*WHAT IS BEING ASKED:*
Copy out all the records exactly.

*THE DATA:*

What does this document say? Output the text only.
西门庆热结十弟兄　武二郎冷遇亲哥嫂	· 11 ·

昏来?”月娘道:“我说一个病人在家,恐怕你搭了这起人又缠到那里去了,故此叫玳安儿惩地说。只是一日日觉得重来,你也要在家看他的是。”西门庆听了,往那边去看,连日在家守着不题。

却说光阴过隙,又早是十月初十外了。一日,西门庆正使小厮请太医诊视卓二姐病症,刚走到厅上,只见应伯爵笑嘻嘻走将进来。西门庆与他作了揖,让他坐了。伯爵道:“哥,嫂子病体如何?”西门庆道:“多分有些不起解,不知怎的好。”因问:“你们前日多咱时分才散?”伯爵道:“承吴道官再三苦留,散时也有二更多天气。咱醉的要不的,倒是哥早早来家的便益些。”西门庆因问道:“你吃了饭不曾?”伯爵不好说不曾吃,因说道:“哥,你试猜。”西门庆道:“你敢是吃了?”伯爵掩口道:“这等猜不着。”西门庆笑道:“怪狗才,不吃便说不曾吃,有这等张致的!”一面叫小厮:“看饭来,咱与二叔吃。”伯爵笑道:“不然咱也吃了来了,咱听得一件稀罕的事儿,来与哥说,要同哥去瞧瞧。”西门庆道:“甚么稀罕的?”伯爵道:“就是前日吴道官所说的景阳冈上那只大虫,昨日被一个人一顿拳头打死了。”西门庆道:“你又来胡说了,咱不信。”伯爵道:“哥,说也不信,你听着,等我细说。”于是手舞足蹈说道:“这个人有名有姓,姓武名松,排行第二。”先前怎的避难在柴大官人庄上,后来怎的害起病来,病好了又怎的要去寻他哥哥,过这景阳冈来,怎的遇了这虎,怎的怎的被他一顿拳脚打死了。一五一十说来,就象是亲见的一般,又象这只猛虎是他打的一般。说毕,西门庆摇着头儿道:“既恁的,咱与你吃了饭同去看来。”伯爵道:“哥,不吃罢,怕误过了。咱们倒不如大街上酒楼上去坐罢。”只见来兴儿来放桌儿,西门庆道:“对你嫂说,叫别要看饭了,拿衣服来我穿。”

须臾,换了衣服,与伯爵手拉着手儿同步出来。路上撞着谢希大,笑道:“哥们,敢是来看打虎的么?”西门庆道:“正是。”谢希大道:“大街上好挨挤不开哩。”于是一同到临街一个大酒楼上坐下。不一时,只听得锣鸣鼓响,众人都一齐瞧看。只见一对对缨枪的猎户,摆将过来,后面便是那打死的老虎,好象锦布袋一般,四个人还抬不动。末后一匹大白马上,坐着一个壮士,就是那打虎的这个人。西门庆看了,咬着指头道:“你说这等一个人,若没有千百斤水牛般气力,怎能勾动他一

*ANSWER FOR THIS EXERCISE:*
What does this document say? Output the text only.
西门庆热结十弟兄　武二郎冷遇亲哥嫂	· 11 ·

昏来?”月娘道:“我说一个病人在家,恐怕你搭了这起人又缠到那里去了,故此叫玳安儿惩地说。只是一日日觉得重来,你也要在家看他的是。”西门庆听了,往那边去看,连日在家守着不题。

却说光阴过隙,又早是十月初十外了。一日,西门庆正使小厮请太医诊视卓二姐病症,刚走到厅上,只见应伯爵笑嘻嘻走将进来。西门庆与他作了揖,让他坐了。伯爵道:“哥,嫂子病体如何?”西门庆道:“多分有些不起解,不知怎的好。”因问:“你们前日多咱时分才散?”伯爵道:“承吴道官再三苦留,散时也有二更多天气。咱醉的要不的,倒是哥早早来家的便益些。”西门庆因问道:“你吃了饭不曾?”伯爵不好说不曾吃,因说道:“哥,你试猜。”西门庆道:“你敢是吃了?”伯爵掩口道:“这等猜不着。”西门庆笑道:“怪狗才,不吃便说不曾吃,有这等张致的!”一面叫小厮:“看饭来,咱与二叔吃。”伯爵笑道:“不然咱也吃了来了,咱听得一件稀罕的事儿,来与哥说,要同哥去瞧瞧。”西门庆道:“甚么稀罕的?”伯爵道:“就是前日吴道官所说的景阳冈上那只大虫,昨日被一个人一顿拳头打死了。”西门庆道:“你又来胡说了,咱不信。”伯爵道:“哥,说也不信,你听着,等我细说。”于是手舞足蹈说道:“这个人有名有姓,姓武名松,排行第二。”先前怎的避难在柴大官人庄上,后来怎的害起病来,病好了又怎的要去寻他哥哥,过这景阳冈来,怎的遇了这虎,怎的怎的被他一顿拳脚打死了。一五一十说来,就象是亲见的一般,又象这只猛虎是他打的一般。说毕,西门庆摇着头儿道:“既恁的,咱与你吃了饭同去看来。”伯爵道:“哥,不吃罢,怕误过了。咱们倒不如大街上酒楼上去坐罢。”只见来兴儿来放桌儿,西门庆道:“对你嫂说,叫别要看饭了,拿衣服来我穿。”

须臾,换了衣服,与伯爵手拉着手儿同步出来。路上撞着谢希大,笑道:“哥们,敢是来看打虎的么?”西门庆道:“正是。”谢希大道:“大街上好挨挤不开哩。”于是一同到临街一个大酒楼上坐下。不一时,只听得锣鸣鼓响,众人都一齐瞧看。只见一对对缨枪的猎户,摆将过来,后面便是那打死的老虎,好象锦布袋一般,四个人还抬不动。末后一匹大白马上,坐着一个壮士,就是那打虎的这个人。西门庆看了,咬着指头道:“你说这等一个人,若没有千百斤水牛般气力,怎能勾动他一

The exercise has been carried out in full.